** The task **
Copy every line of the data in which the word "előirányzat" occurs.

** Records shown **

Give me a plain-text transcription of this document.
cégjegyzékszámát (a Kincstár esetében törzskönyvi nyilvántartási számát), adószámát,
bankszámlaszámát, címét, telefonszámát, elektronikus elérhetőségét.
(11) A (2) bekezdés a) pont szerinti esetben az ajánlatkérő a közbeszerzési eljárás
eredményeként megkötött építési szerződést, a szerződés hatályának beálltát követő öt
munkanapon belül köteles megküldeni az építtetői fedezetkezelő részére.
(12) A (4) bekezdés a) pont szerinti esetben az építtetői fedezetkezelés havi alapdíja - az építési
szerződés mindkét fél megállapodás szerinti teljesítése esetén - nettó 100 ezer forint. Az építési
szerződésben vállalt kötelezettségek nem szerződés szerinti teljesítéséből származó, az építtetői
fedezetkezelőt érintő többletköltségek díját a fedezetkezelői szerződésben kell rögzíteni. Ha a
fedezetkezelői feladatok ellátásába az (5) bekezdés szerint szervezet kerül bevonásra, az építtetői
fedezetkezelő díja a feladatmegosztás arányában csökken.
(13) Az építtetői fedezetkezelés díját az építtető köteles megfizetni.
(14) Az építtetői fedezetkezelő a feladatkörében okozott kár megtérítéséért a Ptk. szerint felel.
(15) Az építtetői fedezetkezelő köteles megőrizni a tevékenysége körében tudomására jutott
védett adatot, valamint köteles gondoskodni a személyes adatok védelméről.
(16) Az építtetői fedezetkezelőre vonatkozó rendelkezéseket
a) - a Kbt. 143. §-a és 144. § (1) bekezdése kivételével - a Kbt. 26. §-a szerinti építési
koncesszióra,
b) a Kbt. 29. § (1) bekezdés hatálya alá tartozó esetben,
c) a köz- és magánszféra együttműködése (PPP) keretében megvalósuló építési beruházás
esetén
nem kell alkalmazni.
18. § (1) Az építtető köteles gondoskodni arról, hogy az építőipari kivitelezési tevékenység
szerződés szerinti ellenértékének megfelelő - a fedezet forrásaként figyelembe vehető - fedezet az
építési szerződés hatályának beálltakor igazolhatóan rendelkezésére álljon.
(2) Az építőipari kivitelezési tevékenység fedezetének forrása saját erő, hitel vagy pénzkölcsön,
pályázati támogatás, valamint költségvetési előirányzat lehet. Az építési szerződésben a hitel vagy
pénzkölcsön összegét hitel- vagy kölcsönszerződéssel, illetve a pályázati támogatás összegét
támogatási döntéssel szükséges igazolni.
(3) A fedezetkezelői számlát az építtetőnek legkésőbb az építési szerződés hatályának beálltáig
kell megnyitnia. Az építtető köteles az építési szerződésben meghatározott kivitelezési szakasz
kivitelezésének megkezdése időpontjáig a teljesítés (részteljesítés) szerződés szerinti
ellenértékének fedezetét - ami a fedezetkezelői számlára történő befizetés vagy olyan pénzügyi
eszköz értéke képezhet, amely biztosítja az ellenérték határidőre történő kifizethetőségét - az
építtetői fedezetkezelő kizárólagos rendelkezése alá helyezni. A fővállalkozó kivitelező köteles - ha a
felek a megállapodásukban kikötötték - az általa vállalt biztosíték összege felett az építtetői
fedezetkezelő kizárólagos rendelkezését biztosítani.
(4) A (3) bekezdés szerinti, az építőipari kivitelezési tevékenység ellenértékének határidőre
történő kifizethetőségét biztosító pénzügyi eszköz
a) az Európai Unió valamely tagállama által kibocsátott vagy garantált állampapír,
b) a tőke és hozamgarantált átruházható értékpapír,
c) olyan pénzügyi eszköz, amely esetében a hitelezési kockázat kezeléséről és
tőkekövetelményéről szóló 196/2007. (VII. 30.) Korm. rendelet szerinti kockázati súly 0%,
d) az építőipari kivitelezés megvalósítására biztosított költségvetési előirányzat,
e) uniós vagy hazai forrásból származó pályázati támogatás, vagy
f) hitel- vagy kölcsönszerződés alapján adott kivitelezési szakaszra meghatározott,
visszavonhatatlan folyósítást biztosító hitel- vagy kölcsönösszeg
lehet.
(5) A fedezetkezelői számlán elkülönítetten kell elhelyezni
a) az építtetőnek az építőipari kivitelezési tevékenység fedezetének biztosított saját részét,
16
--
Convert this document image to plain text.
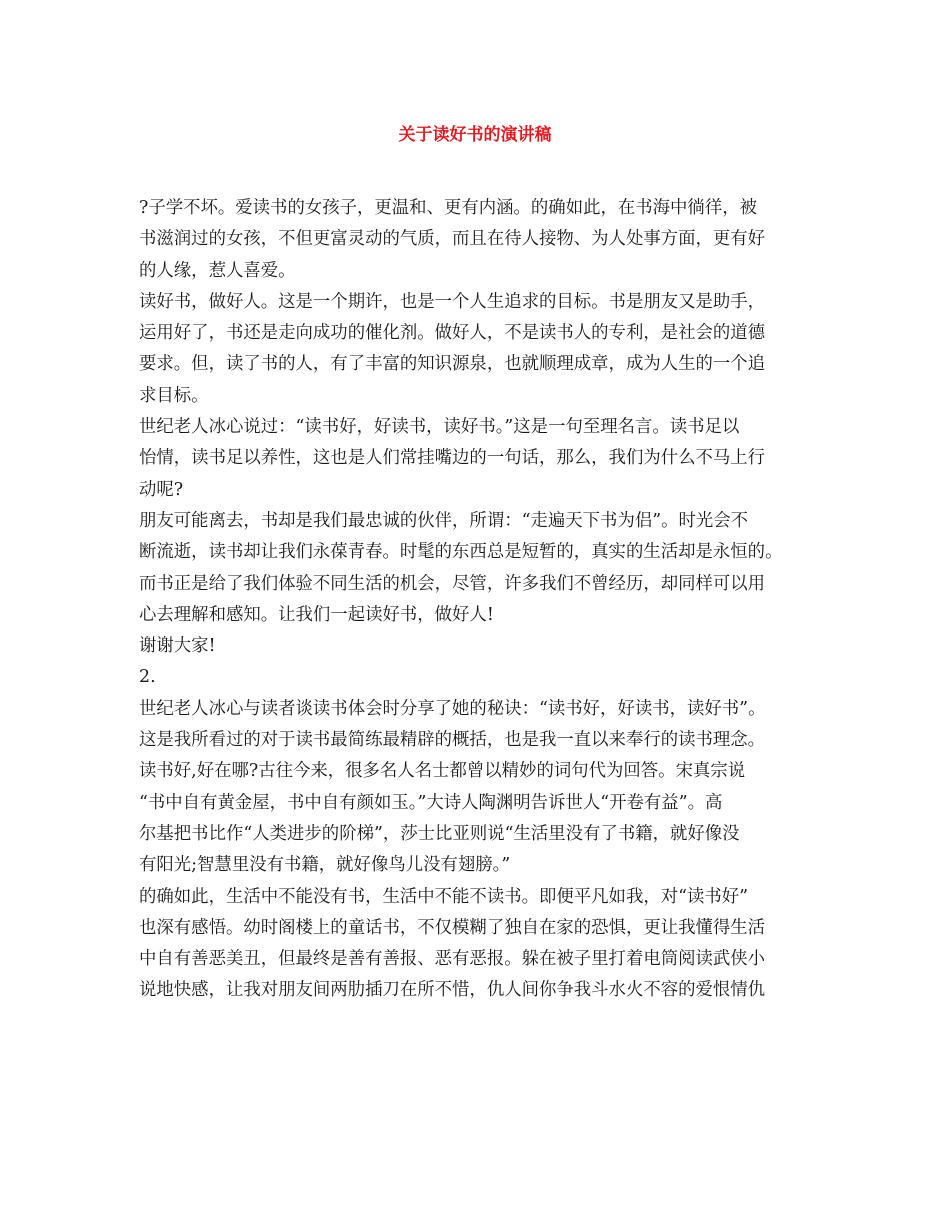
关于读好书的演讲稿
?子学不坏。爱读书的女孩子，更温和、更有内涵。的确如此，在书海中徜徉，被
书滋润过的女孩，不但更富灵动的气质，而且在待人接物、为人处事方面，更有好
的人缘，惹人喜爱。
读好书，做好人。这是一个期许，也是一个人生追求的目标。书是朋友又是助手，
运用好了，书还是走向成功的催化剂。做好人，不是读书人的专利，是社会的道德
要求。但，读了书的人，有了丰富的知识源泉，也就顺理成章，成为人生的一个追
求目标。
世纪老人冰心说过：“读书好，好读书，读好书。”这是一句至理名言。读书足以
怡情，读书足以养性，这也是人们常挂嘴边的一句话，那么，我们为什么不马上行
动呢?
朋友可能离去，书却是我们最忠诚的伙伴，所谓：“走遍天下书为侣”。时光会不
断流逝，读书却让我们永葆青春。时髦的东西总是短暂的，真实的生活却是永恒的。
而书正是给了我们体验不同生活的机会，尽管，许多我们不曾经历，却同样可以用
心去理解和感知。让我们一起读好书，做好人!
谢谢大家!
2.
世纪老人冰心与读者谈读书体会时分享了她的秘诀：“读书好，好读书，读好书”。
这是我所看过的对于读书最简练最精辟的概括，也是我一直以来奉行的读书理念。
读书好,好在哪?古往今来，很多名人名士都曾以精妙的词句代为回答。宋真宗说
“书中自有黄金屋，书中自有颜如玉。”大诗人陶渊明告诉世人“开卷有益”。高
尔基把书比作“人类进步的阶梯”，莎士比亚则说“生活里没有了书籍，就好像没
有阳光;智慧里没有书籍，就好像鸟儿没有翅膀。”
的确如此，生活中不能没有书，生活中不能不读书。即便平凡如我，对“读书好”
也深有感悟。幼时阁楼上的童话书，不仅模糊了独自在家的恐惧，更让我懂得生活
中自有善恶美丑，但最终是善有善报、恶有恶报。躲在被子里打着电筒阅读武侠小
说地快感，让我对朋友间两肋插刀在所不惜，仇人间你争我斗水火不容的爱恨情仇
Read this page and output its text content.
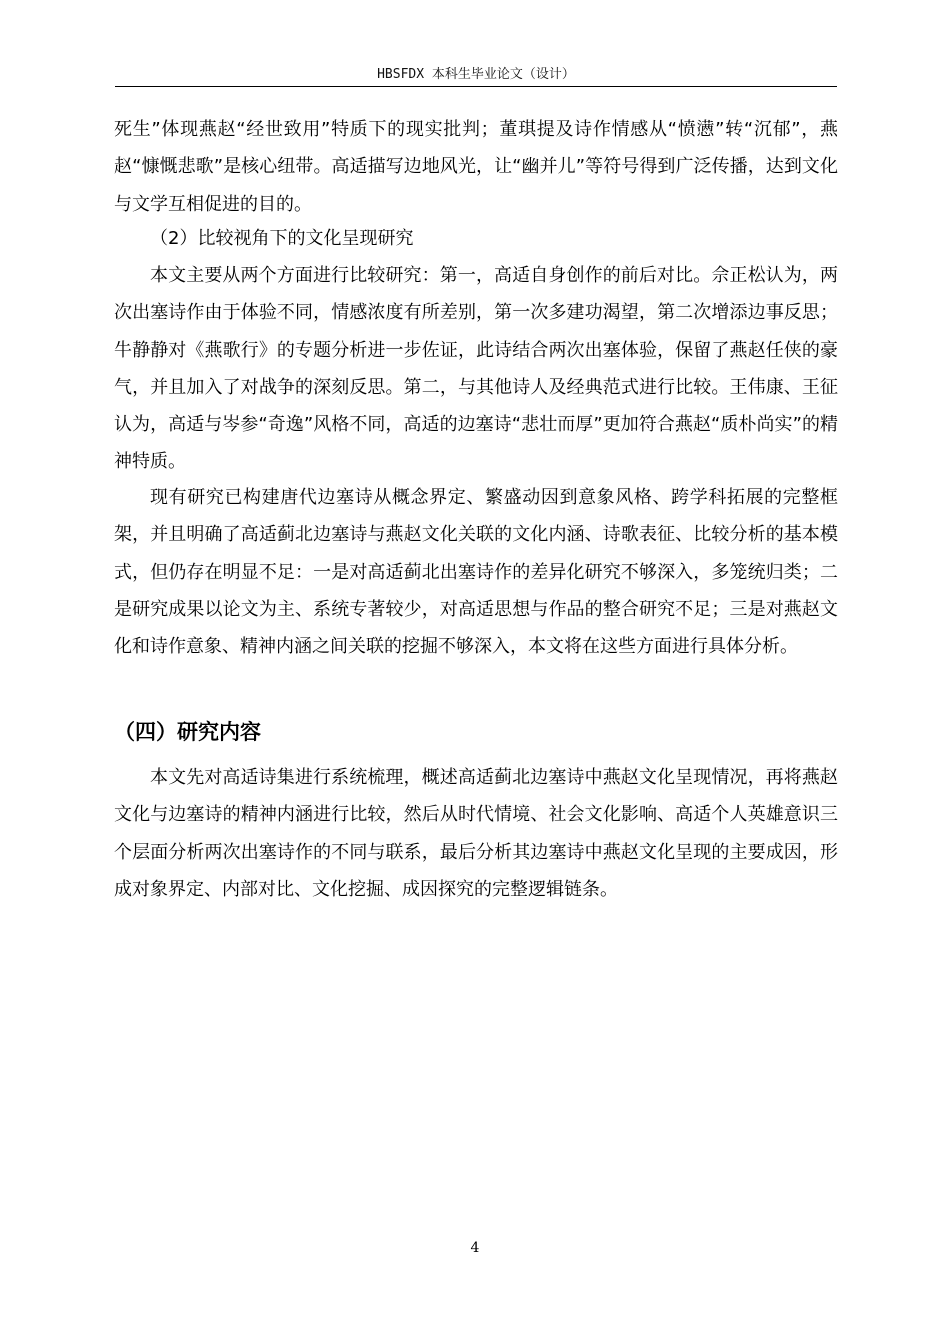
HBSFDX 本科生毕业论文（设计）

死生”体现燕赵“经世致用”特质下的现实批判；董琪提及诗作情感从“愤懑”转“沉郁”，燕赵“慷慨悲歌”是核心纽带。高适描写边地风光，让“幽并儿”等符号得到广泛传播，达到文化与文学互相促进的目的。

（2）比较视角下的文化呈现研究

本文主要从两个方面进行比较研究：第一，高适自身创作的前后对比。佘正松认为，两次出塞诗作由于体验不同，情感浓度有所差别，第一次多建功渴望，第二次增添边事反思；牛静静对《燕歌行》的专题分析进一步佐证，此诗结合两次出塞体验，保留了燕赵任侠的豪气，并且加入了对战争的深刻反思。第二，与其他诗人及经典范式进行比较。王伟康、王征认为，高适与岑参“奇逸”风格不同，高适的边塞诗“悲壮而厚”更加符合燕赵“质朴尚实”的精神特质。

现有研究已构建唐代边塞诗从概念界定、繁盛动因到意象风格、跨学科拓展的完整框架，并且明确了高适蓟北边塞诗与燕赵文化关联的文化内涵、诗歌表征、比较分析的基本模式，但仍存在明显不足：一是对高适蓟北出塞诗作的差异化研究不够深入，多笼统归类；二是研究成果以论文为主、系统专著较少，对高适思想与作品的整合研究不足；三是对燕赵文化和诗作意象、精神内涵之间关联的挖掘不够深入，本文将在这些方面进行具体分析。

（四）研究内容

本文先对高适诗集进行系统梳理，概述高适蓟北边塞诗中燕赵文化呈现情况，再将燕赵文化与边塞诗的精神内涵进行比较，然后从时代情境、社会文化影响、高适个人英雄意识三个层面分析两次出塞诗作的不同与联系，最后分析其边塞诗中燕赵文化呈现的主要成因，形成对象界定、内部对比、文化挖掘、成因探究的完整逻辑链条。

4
---
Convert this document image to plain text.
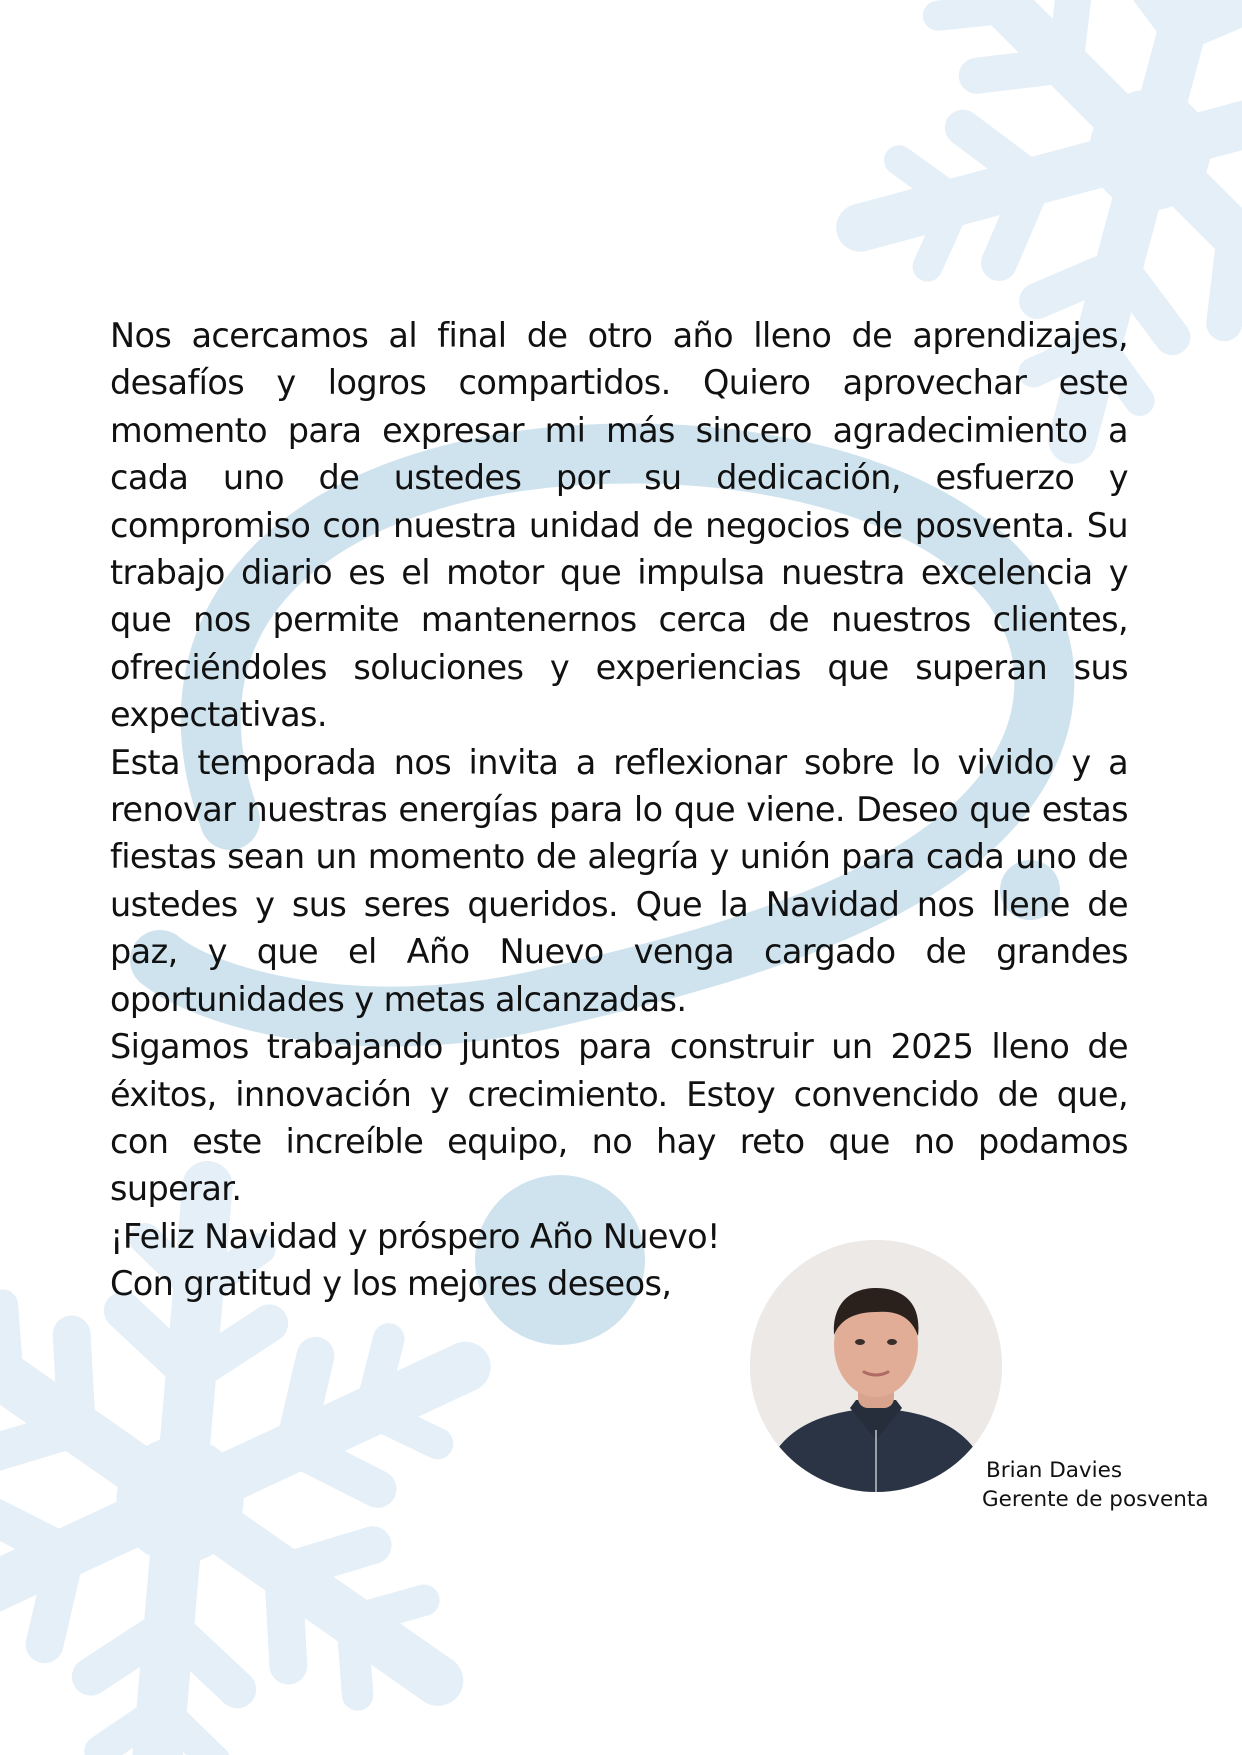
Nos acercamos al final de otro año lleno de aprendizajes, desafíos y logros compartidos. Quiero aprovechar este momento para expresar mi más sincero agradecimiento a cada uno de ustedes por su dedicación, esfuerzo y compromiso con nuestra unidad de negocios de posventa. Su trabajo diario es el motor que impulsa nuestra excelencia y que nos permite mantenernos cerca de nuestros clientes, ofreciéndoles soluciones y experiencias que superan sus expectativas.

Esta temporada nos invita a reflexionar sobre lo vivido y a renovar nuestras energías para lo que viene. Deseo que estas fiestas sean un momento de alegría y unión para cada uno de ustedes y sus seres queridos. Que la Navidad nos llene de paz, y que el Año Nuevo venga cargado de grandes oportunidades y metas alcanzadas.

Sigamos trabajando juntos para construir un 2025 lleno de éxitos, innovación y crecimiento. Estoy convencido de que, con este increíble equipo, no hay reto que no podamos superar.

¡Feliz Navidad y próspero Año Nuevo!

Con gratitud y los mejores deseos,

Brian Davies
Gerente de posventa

** Response to this exercise **
pályázati támogatás, valamint költségvetési előirányzat lehet. Az építési szerződésben a hitel vagy
d) az építőipari kivitelezés megvalósítására biztosított költségvetési előirányzat,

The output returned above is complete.